§ DESCRIPTION OF THE TASK
Send back the records in full, character for character.

── DATA IN THIS EXERCISE

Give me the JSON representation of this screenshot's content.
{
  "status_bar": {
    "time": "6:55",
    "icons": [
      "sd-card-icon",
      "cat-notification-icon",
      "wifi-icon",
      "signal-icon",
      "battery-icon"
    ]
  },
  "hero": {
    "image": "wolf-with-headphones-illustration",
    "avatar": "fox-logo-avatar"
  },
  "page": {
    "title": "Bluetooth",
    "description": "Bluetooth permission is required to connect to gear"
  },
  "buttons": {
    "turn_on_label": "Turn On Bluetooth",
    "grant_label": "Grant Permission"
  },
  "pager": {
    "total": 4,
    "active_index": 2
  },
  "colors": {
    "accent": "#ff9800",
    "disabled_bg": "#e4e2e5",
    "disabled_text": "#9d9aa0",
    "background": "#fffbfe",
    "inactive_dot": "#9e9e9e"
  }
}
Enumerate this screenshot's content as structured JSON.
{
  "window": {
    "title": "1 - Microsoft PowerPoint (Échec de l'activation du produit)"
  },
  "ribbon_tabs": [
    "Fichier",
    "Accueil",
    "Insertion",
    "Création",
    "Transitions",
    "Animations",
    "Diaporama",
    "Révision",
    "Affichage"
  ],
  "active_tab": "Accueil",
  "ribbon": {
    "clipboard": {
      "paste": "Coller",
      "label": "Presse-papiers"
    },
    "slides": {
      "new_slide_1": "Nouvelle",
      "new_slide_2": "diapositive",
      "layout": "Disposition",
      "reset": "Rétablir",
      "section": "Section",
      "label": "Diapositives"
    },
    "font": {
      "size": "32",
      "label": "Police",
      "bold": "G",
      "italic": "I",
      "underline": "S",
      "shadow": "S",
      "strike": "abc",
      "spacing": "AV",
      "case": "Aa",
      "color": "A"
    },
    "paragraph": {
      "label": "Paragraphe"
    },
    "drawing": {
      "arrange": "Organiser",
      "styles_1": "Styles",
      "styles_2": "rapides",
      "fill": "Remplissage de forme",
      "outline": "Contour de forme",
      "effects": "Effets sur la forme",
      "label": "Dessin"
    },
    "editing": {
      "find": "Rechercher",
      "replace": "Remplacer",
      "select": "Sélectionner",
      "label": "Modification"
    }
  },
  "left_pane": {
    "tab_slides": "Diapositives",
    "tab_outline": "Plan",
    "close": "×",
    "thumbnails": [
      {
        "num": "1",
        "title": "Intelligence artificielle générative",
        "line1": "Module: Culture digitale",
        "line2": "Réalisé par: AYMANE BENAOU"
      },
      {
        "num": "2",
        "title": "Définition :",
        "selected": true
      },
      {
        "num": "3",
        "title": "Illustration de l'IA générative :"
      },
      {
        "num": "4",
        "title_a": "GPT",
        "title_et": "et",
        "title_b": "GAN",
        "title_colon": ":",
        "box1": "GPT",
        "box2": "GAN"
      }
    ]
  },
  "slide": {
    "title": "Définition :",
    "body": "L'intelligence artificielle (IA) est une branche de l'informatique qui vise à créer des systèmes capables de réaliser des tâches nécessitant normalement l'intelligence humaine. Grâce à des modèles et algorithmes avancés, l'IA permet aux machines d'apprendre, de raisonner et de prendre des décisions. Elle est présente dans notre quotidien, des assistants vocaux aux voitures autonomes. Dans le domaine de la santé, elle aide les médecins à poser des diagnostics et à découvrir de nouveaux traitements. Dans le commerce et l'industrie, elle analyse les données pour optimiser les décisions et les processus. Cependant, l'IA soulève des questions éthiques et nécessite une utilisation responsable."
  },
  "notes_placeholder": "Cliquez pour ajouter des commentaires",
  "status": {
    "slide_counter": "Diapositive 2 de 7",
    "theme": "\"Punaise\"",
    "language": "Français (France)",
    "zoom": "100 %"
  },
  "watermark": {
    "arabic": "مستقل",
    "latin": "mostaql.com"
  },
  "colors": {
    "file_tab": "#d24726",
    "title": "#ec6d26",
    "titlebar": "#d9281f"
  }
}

────

§ SOLUTION FOR THIS EXERCISE
Give me the JSON representation of this screenshot's content.
{
  "status_bar": {
    "time": "6:55",
    "icons": [
      "sd-card-icon",
      "cat-notification-icon",
      "wifi-icon",
      "signal-icon",
      "battery-icon"
    ]
  },
  "hero": {
    "image": "wolf-with-headphones-illustration",
    "avatar": "fox-logo-avatar"
  },
  "page": {
    "title": "Bluetooth",
    "description": "Bluetooth permission is required to connect to gear"
  },
  "buttons": {
    "turn_on_label": "Turn On Bluetooth",
    "grant_label": "Grant Permission"
  },
  "pager": {
    "total": 4,
    "active_index": 2
  },
  "colors": {
    "accent": "#ff9800",
    "disabled_bg": "#e4e2e5",
    "disabled_text": "#9d9aa0",
    "background": "#fffbfe",
    "inactive_dot": "#9e9e9e"
  }
}
Enumerate this screenshot's content as structured JSON.
{
  "window": {
    "title": "1 - Microsoft PowerPoint (Échec de l'activation du produit)"
  },
  "ribbon_tabs": [
    "Fichier",
    "Accueil",
    "Insertion",
    "Création",
    "Transitions",
    "Animations",
    "Diaporama",
    "Révision",
    "Affichage"
  ],
  "active_tab": "Accueil",
  "ribbon": {
    "clipboard": {
      "paste": "Coller",
      "label": "Presse-papiers"
    },
    "slides": {
      "new_slide_1": "Nouvelle",
      "new_slide_2": "diapositive",
      "layout": "Disposition",
      "reset": "Rétablir",
      "section": "Section",
      "label": "Diapositives"
    },
    "font": {
      "size": "32",
      "label": "Police",
      "bold": "G",
      "italic": "I",
      "underline": "S",
      "shadow": "S",
      "strike": "abc",
      "spacing": "AV",
      "case": "Aa",
      "color": "A"
    },
    "paragraph": {
      "label": "Paragraphe"
    },
    "drawing": {
      "arrange": "Organiser",
      "styles_1": "Styles",
      "styles_2": "rapides",
      "fill": "Remplissage de forme",
      "outline": "Contour de forme",
      "effects": "Effets sur la forme",
      "label": "Dessin"
    },
    "editing": {
      "find": "Rechercher",
      "replace": "Remplacer",
      "select": "Sélectionner",
      "label": "Modification"
    }
  },
  "left_pane": {
    "tab_slides": "Diapositives",
    "tab_outline": "Plan",
    "close": "×",
    "thumbnails": [
      {
        "num": "1",
        "title": "Intelligence artificielle générative",
        "line1": "Module: Culture digitale",
        "line2": "Réalisé par: AYMANE BENAOU"
      },
      {
        "num": "2",
        "title": "Définition :",
        "selected": true
      },
      {
        "num": "3",
        "title": "Illustration de l'IA générative :"
      },
      {
        "num": "4",
        "title_a": "GPT",
        "title_et": "et",
        "title_b": "GAN",
        "title_colon": ":",
        "box1": "GPT",
        "box2": "GAN"
      }
    ]
  },
  "slide": {
    "title": "Définition :",
    "body": "L'intelligence artificielle (IA) est une branche de l'informatique qui vise à créer des systèmes capables de réaliser des tâches nécessitant normalement l'intelligence humaine. Grâce à des modèles et algorithmes avancés, l'IA permet aux machines d'apprendre, de raisonner et de prendre des décisions. Elle est présente dans notre quotidien, des assistants vocaux aux voitures autonomes. Dans le domaine de la santé, elle aide les médecins à poser des diagnostics et à découvrir de nouveaux traitements. Dans le commerce et l'industrie, elle analyse les données pour optimiser les décisions et les processus. Cependant, l'IA soulève des questions éthiques et nécessite une utilisation responsable."
  },
  "notes_placeholder": "Cliquez pour ajouter des commentaires",
  "status": {
    "slide_counter": "Diapositive 2 de 7",
    "theme": "\"Punaise\"",
    "language": "Français (France)",
    "zoom": "100 %"
  },
  "watermark": {
    "arabic": "مستقل",
    "latin": "mostaql.com"
  },
  "colors": {
    "file_tab": "#d24726",
    "title": "#ec6d26",
    "titlebar": "#d9281f"
  }
}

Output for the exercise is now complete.